Your task | Check each line of the listing below for the word "SDTVAR" and say how many lines have it. Nothing else should be written.
* Start Provided data *
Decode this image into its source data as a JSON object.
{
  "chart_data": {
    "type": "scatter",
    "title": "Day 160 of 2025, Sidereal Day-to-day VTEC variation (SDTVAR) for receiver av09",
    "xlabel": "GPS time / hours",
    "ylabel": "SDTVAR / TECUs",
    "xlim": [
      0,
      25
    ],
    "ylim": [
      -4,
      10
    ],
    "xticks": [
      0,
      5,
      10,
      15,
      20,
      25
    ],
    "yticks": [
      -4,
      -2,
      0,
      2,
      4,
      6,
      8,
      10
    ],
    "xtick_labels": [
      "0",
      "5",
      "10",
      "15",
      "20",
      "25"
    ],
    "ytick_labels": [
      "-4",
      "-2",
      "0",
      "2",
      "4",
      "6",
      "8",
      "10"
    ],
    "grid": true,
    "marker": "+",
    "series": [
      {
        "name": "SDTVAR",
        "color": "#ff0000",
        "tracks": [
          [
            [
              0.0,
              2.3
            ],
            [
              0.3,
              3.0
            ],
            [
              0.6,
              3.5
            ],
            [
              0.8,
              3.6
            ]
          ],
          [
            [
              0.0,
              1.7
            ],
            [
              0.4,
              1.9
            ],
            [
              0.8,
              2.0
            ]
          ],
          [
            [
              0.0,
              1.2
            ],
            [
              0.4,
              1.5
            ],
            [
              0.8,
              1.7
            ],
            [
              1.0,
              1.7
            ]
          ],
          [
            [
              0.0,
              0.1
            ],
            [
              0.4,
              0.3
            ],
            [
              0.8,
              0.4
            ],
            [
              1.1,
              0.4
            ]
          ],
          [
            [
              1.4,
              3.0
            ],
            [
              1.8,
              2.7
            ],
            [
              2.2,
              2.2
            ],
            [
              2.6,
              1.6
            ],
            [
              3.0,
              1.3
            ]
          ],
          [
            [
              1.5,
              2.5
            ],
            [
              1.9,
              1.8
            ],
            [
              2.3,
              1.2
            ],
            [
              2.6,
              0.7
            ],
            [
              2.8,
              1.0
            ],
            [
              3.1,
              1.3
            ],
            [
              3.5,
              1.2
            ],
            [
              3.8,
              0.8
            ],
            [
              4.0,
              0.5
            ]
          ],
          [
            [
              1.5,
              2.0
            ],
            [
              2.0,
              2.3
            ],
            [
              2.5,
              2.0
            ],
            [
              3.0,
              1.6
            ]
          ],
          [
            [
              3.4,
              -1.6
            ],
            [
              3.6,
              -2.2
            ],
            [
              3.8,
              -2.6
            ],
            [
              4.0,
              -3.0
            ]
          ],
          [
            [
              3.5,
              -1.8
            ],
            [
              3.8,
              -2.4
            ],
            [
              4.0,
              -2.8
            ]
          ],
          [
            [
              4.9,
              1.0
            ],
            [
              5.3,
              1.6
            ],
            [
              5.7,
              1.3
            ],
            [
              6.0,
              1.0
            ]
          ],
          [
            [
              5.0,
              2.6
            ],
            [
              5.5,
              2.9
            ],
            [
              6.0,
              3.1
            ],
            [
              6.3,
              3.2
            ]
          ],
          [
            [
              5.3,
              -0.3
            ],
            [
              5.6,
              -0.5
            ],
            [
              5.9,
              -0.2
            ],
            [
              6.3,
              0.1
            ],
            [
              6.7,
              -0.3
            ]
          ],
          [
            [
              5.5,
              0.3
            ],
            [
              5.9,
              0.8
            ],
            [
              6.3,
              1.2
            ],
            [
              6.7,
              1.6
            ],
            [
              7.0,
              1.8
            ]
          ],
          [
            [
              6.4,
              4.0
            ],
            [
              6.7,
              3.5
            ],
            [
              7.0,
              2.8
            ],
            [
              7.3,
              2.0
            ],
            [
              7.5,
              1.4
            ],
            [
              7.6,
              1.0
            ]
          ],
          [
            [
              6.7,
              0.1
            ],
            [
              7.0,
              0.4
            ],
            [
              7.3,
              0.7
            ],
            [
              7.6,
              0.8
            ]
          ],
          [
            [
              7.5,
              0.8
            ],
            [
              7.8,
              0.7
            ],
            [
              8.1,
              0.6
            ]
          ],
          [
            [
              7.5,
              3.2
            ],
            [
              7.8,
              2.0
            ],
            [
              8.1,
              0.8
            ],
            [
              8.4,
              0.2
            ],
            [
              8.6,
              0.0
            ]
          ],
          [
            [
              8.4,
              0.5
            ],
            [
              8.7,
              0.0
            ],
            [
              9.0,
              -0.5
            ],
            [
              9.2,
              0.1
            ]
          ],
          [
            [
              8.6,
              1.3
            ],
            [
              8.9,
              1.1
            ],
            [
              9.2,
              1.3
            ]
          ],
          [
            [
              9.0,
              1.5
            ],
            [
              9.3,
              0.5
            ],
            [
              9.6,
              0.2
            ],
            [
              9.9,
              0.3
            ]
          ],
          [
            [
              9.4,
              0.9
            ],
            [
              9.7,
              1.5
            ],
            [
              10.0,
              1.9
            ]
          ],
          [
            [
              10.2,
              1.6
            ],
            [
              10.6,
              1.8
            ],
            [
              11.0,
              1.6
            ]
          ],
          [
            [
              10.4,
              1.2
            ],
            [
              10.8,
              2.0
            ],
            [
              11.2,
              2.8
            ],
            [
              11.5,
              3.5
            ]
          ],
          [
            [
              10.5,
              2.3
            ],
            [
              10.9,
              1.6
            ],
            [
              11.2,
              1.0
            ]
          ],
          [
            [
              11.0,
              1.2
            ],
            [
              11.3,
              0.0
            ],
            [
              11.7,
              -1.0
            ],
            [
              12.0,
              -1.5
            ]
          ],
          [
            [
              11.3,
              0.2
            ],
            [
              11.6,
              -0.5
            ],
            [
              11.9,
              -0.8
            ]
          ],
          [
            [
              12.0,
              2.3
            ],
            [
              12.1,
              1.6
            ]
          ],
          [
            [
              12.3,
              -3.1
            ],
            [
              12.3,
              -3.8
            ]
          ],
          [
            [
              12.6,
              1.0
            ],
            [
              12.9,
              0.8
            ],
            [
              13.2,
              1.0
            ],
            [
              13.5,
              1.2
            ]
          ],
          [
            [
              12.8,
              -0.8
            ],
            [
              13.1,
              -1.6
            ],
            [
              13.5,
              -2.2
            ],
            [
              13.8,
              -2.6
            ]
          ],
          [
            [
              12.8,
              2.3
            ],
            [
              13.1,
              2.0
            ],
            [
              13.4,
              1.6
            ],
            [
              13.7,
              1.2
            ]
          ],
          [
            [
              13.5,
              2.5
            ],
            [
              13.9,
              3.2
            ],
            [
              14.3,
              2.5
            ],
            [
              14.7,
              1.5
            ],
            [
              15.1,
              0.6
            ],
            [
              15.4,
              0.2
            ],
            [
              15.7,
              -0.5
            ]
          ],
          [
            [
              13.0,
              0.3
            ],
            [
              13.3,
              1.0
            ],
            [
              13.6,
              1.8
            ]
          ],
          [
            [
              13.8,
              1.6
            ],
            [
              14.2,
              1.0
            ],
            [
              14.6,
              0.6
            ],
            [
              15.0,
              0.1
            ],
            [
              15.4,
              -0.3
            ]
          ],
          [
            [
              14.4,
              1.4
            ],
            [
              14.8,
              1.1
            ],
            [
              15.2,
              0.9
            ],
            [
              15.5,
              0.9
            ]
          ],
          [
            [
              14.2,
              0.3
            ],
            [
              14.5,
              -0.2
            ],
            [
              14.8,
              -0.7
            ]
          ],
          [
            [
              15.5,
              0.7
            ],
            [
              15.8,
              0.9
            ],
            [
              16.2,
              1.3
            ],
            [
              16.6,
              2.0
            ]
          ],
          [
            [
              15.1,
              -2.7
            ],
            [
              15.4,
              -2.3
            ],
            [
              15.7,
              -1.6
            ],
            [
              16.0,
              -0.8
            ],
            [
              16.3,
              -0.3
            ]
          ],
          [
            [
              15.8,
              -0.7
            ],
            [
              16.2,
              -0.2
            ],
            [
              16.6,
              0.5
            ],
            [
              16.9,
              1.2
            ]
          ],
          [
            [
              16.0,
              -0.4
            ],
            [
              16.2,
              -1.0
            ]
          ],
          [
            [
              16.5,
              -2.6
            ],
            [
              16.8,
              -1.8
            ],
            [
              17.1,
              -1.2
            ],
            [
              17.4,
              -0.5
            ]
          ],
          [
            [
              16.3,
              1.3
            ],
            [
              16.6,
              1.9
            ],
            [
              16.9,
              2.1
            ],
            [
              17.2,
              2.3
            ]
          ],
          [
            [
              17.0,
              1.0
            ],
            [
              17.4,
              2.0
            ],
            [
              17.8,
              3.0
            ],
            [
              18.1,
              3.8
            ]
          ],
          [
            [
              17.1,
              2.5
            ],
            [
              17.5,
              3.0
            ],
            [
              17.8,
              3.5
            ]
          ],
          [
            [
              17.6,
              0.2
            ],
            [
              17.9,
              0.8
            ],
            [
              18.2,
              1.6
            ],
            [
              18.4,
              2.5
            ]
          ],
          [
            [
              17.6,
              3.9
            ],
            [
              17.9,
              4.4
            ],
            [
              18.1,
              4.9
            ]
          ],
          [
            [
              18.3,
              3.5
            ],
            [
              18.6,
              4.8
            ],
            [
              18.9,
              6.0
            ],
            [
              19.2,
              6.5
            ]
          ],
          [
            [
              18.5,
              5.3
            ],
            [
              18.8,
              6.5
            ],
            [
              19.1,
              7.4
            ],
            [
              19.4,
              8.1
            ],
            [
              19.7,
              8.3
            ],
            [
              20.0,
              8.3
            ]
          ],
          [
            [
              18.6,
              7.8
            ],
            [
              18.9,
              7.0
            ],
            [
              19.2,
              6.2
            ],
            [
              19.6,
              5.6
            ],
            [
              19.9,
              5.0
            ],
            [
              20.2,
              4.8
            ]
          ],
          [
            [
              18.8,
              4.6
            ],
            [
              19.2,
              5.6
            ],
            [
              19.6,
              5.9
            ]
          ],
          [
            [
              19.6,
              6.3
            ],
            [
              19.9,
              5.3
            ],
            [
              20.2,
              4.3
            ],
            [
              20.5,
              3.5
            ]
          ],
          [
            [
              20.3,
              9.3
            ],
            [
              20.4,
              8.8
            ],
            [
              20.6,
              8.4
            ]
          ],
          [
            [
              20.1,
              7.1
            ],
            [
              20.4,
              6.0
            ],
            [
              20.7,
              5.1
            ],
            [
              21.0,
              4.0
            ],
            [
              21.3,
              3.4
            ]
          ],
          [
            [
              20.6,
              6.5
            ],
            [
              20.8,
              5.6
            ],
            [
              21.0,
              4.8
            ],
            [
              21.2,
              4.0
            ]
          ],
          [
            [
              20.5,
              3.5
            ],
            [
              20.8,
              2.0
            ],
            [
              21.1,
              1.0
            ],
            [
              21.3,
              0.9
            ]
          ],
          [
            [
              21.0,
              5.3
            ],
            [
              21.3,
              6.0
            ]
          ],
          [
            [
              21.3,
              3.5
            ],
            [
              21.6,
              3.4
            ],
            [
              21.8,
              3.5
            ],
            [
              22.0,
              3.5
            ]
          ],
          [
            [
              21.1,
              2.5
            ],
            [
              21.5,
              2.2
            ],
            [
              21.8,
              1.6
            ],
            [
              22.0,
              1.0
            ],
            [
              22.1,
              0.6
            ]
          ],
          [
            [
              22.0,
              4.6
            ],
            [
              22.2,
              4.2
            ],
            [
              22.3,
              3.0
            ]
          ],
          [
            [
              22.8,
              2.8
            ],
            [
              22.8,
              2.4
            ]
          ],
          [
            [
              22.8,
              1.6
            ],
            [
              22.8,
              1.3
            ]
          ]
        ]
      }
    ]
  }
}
* End Provided data *
Answer in full | 3